● **WHAT YOU ARE ASKED TO DO**
Reproduce the entries below in full, word for word.

[Data records]
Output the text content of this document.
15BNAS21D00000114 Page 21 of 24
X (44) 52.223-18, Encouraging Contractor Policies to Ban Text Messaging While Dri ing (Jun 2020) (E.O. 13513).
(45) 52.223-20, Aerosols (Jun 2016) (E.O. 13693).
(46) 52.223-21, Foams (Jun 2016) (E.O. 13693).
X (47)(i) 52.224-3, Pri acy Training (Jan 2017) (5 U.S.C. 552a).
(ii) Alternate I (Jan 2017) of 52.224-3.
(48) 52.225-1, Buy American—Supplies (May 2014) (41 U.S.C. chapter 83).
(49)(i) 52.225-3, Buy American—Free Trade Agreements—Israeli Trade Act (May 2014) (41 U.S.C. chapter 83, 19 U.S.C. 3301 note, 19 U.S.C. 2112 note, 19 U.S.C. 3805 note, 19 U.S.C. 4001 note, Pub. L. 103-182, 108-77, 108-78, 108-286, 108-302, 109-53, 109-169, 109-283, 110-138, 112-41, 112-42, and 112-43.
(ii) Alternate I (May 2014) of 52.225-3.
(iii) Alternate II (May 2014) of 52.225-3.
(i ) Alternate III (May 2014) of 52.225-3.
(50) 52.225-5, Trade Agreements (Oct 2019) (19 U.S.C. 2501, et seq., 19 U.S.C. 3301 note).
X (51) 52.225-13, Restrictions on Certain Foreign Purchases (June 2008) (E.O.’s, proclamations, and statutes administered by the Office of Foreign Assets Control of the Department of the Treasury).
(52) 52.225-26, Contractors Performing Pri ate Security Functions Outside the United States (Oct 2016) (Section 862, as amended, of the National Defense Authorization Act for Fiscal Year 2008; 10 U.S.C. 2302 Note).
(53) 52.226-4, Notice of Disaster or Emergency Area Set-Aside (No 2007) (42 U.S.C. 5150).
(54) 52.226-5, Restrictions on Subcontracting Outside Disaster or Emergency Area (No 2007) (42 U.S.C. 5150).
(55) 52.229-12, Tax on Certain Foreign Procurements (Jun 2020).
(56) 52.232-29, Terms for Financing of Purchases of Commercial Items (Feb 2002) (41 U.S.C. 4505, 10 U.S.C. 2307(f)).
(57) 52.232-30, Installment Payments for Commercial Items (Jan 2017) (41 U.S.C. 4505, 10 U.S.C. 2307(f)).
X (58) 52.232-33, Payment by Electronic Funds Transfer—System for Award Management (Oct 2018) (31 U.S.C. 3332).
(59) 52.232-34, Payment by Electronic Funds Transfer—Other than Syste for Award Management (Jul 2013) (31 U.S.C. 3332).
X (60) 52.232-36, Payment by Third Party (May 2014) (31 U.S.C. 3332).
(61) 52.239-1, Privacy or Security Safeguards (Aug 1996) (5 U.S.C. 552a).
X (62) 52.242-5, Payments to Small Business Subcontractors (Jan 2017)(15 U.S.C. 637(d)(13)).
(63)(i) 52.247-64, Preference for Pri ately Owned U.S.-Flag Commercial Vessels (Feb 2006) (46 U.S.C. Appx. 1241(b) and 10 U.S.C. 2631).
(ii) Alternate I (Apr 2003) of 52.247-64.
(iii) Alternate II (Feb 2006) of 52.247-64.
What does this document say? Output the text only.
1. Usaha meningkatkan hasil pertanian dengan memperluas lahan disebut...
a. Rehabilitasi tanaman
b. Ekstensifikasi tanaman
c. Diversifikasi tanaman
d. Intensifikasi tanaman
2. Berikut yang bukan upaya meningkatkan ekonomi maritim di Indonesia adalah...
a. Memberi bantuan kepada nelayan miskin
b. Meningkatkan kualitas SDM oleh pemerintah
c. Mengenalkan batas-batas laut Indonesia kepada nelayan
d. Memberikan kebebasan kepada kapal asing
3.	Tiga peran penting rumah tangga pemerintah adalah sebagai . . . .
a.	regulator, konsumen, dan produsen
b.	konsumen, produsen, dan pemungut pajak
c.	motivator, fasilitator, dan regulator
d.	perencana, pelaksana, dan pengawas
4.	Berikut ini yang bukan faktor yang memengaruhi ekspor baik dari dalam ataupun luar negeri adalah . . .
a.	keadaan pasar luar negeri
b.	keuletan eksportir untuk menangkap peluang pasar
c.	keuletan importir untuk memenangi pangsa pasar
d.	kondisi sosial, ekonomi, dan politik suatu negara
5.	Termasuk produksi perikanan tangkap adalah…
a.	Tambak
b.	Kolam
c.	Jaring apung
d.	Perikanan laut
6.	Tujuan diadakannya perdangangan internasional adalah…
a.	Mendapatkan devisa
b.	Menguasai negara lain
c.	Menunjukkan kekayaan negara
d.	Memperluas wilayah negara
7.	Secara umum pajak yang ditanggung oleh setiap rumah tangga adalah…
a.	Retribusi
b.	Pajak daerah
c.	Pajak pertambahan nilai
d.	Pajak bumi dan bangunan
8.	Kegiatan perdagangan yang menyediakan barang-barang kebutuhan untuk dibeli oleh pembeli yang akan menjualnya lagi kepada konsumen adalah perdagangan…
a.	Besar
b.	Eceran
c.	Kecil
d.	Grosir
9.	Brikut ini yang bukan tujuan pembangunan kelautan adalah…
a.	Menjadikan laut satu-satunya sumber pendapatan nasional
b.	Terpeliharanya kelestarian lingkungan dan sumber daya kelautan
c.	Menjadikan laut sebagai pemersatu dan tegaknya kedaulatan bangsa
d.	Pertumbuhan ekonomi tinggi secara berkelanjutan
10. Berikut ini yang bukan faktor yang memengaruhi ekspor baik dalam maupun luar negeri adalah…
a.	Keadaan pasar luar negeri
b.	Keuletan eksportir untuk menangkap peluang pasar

● **EXERCISE ANSWER**
Output the text content of this document.
15BNAS21D00000114 Page 21 of 24
X (44) 52.223-18, Encouraging Contractor Policies to Ban Text Messaging While Dri ing (Jun 2020) (E.O. 13513).
(45) 52.223-20, Aerosols (Jun 2016) (E.O. 13693).
(46) 52.223-21, Foams (Jun 2016) (E.O. 13693).
X (47)(i) 52.224-3, Pri acy Training (Jan 2017) (5 U.S.C. 552a).
(ii) Alternate I (Jan 2017) of 52.224-3.
(48) 52.225-1, Buy American—Supplies (May 2014) (41 U.S.C. chapter 83).
(49)(i) 52.225-3, Buy American—Free Trade Agreements—Israeli Trade Act (May 2014) (41 U.S.C. chapter 83, 19 U.S.C. 3301 note, 19 U.S.C. 2112 note, 19 U.S.C. 3805 note, 19 U.S.C. 4001 note, Pub. L. 103-182, 108-77, 108-78, 108-286, 108-302, 109-53, 109-169, 109-283, 110-138, 112-41, 112-42, and 112-43.
(ii) Alternate I (May 2014) of 52.225-3.
(iii) Alternate II (May 2014) of 52.225-3.
(i ) Alternate III (May 2014) of 52.225-3.
(50) 52.225-5, Trade Agreements (Oct 2019) (19 U.S.C. 2501, et seq., 19 U.S.C. 3301 note).
X (51) 52.225-13, Restrictions on Certain Foreign Purchases (June 2008) (E.O.’s, proclamations, and statutes administered by the Office of Foreign Assets Control of the Department of the Treasury).
(52) 52.225-26, Contractors Performing Pri ate Security Functions Outside the United States (Oct 2016) (Section 862, as amended, of the National Defense Authorization Act for Fiscal Year 2008; 10 U.S.C. 2302 Note).
(53) 52.226-4, Notice of Disaster or Emergency Area Set-Aside (No 2007) (42 U.S.C. 5150).
(54) 52.226-5, Restrictions on Subcontracting Outside Disaster or Emergency Area (No 2007) (42 U.S.C. 5150).
(55) 52.229-12, Tax on Certain Foreign Procurements (Jun 2020).
(56) 52.232-29, Terms for Financing of Purchases of Commercial Items (Feb 2002) (41 U.S.C. 4505, 10 U.S.C. 2307(f)).
(57) 52.232-30, Installment Payments for Commercial Items (Jan 2017) (41 U.S.C. 4505, 10 U.S.C. 2307(f)).
X (58) 52.232-33, Payment by Electronic Funds Transfer—System for Award Management (Oct 2018) (31 U.S.C. 3332).
(59) 52.232-34, Payment by Electronic Funds Transfer—Other than Syste for Award Management (Jul 2013) (31 U.S.C. 3332).
X (60) 52.232-36, Payment by Third Party (May 2014) (31 U.S.C. 3332).
(61) 52.239-1, Privacy or Security Safeguards (Aug 1996) (5 U.S.C. 552a).
X (62) 52.242-5, Payments to Small Business Subcontractors (Jan 2017)(15 U.S.C. 637(d)(13)).
(63)(i) 52.247-64, Preference for Pri ately Owned U.S.-Flag Commercial Vessels (Feb 2006) (46 U.S.C. Appx. 1241(b) and 10 U.S.C. 2631).
(ii) Alternate I (Apr 2003) of 52.247-64.
(iii) Alternate II (Feb 2006) of 52.247-64.
What does this document say? Output the text only.
1. Usaha meningkatkan hasil pertanian dengan memperluas lahan disebut...
a. Rehabilitasi tanaman
b. Ekstensifikasi tanaman
c. Diversifikasi tanaman
d. Intensifikasi tanaman
2. Berikut yang bukan upaya meningkatkan ekonomi maritim di Indonesia adalah...
a. Memberi bantuan kepada nelayan miskin
b. Meningkatkan kualitas SDM oleh pemerintah
c. Mengenalkan batas-batas laut Indonesia kepada nelayan
d. Memberikan kebebasan kepada kapal asing
3.	Tiga peran penting rumah tangga pemerintah adalah sebagai . . . .
a.	regulator, konsumen, dan produsen
b.	konsumen, produsen, dan pemungut pajak
c.	motivator, fasilitator, dan regulator
d.	perencana, pelaksana, dan pengawas
4.	Berikut ini yang bukan faktor yang memengaruhi ekspor baik dari dalam ataupun luar negeri adalah . . .
a.	keadaan pasar luar negeri
b.	keuletan eksportir untuk menangkap peluang pasar
c.	keuletan importir untuk memenangi pangsa pasar
d.	kondisi sosial, ekonomi, dan politik suatu negara
5.	Termasuk produksi perikanan tangkap adalah…
a.	Tambak
b.	Kolam
c.	Jaring apung
d.	Perikanan laut
6.	Tujuan diadakannya perdangangan internasional adalah…
a.	Mendapatkan devisa
b.	Menguasai negara lain
c.	Menunjukkan kekayaan negara
d.	Memperluas wilayah negara
7.	Secara umum pajak yang ditanggung oleh setiap rumah tangga adalah…
a.	Retribusi
b.	Pajak daerah
c.	Pajak pertambahan nilai
d.	Pajak bumi dan bangunan
8.	Kegiatan perdagangan yang menyediakan barang-barang kebutuhan untuk dibeli oleh pembeli yang akan menjualnya lagi kepada konsumen adalah perdagangan…
a.	Besar
b.	Eceran
c.	Kecil
d.	Grosir
9.	Brikut ini yang bukan tujuan pembangunan kelautan adalah…
a.	Menjadikan laut satu-satunya sumber pendapatan nasional
b.	Terpeliharanya kelestarian lingkungan dan sumber daya kelautan
c.	Menjadikan laut sebagai pemersatu dan tegaknya kedaulatan bangsa
d.	Pertumbuhan ekonomi tinggi secara berkelanjutan
10. Berikut ini yang bukan faktor yang memengaruhi ekspor baik dalam maupun luar negeri adalah…
a.	Keadaan pasar luar negeri
b.	Keuletan eksportir untuk menangkap peluang pasar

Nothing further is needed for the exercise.